■ Task directions ■
Would you write out the entries below, every one of them, exactly?

(Stored entries)
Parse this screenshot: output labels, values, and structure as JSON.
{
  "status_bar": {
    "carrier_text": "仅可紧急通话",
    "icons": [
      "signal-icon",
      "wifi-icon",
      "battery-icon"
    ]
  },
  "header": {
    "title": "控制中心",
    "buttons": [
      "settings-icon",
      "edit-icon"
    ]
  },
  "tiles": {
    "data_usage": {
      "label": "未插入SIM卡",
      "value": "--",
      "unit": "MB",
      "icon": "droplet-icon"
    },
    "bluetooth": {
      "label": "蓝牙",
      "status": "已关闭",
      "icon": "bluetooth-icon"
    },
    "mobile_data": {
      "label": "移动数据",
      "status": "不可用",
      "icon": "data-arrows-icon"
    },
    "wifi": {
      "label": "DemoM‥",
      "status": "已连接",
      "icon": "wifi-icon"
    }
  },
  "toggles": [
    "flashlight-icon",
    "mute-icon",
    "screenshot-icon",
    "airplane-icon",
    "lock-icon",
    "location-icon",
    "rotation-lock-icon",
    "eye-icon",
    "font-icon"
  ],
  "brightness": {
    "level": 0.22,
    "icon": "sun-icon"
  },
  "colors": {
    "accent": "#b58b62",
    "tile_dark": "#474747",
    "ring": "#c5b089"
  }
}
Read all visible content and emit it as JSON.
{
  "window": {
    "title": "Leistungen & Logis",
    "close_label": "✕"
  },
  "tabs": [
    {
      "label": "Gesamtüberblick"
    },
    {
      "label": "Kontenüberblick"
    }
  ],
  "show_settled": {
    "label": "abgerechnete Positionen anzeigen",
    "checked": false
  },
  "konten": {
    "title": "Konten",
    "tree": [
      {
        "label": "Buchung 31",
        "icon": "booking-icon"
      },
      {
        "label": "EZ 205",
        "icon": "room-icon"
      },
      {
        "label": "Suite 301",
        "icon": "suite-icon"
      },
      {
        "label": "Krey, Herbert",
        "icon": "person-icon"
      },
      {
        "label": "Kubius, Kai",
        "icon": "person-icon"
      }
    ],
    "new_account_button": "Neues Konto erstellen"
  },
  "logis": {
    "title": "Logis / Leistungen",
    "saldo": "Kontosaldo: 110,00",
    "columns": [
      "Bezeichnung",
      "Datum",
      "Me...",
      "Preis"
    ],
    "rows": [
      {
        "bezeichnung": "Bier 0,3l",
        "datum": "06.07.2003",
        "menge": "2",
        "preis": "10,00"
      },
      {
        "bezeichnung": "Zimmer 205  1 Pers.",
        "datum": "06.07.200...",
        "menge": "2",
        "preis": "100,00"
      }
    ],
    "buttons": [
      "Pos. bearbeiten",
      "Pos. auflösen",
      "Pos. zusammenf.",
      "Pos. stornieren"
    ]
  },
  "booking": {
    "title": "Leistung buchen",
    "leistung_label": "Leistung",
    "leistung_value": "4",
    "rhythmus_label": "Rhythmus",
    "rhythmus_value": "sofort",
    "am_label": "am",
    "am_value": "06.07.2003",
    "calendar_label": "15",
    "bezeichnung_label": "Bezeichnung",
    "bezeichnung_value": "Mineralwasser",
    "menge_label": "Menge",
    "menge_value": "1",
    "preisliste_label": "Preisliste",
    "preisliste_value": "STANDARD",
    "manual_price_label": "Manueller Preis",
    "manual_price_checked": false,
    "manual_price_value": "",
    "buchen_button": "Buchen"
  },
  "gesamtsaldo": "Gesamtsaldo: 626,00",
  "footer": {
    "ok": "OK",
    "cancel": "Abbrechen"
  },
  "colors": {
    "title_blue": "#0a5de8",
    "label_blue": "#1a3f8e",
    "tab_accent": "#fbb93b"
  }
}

■ Result ■
Parse this screenshot: output labels, values, and structure as JSON.
{
  "status_bar": {
    "carrier_text": "仅可紧急通话",
    "icons": [
      "signal-icon",
      "wifi-icon",
      "battery-icon"
    ]
  },
  "header": {
    "title": "控制中心",
    "buttons": [
      "settings-icon",
      "edit-icon"
    ]
  },
  "tiles": {
    "data_usage": {
      "label": "未插入SIM卡",
      "value": "--",
      "unit": "MB",
      "icon": "droplet-icon"
    },
    "bluetooth": {
      "label": "蓝牙",
      "status": "已关闭",
      "icon": "bluetooth-icon"
    },
    "mobile_data": {
      "label": "移动数据",
      "status": "不可用",
      "icon": "data-arrows-icon"
    },
    "wifi": {
      "label": "DemoM‥",
      "status": "已连接",
      "icon": "wifi-icon"
    }
  },
  "toggles": [
    "flashlight-icon",
    "mute-icon",
    "screenshot-icon",
    "airplane-icon",
    "lock-icon",
    "location-icon",
    "rotation-lock-icon",
    "eye-icon",
    "font-icon"
  ],
  "brightness": {
    "level": 0.22,
    "icon": "sun-icon"
  },
  "colors": {
    "accent": "#b58b62",
    "tile_dark": "#474747",
    "ring": "#c5b089"
  }
}
Read all visible content and emit it as JSON.
{
  "window": {
    "title": "Leistungen & Logis",
    "close_label": "✕"
  },
  "tabs": [
    {
      "label": "Gesamtüberblick"
    },
    {
      "label": "Kontenüberblick"
    }
  ],
  "show_settled": {
    "label": "abgerechnete Positionen anzeigen",
    "checked": false
  },
  "konten": {
    "title": "Konten",
    "tree": [
      {
        "label": "Buchung 31",
        "icon": "booking-icon"
      },
      {
        "label": "EZ 205",
        "icon": "room-icon"
      },
      {
        "label": "Suite 301",
        "icon": "suite-icon"
      },
      {
        "label": "Krey, Herbert",
        "icon": "person-icon"
      },
      {
        "label": "Kubius, Kai",
        "icon": "person-icon"
      }
    ],
    "new_account_button": "Neues Konto erstellen"
  },
  "logis": {
    "title": "Logis / Leistungen",
    "saldo": "Kontosaldo: 110,00",
    "columns": [
      "Bezeichnung",
      "Datum",
      "Me...",
      "Preis"
    ],
    "rows": [
      {
        "bezeichnung": "Bier 0,3l",
        "datum": "06.07.2003",
        "menge": "2",
        "preis": "10,00"
      },
      {
        "bezeichnung": "Zimmer 205  1 Pers.",
        "datum": "06.07.200...",
        "menge": "2",
        "preis": "100,00"
      }
    ],
    "buttons": [
      "Pos. bearbeiten",
      "Pos. auflösen",
      "Pos. zusammenf.",
      "Pos. stornieren"
    ]
  },
  "booking": {
    "title": "Leistung buchen",
    "leistung_label": "Leistung",
    "leistung_value": "4",
    "rhythmus_label": "Rhythmus",
    "rhythmus_value": "sofort",
    "am_label": "am",
    "am_value": "06.07.2003",
    "calendar_label": "15",
    "bezeichnung_label": "Bezeichnung",
    "bezeichnung_value": "Mineralwasser",
    "menge_label": "Menge",
    "menge_value": "1",
    "preisliste_label": "Preisliste",
    "preisliste_value": "STANDARD",
    "manual_price_label": "Manueller Preis",
    "manual_price_checked": false,
    "manual_price_value": "",
    "buchen_button": "Buchen"
  },
  "gesamtsaldo": "Gesamtsaldo: 626,00",
  "footer": {
    "ok": "OK",
    "cancel": "Abbrechen"
  },
  "colors": {
    "title_blue": "#0a5de8",
    "label_blue": "#1a3f8e",
    "tab_accent": "#fbb93b"
  }
}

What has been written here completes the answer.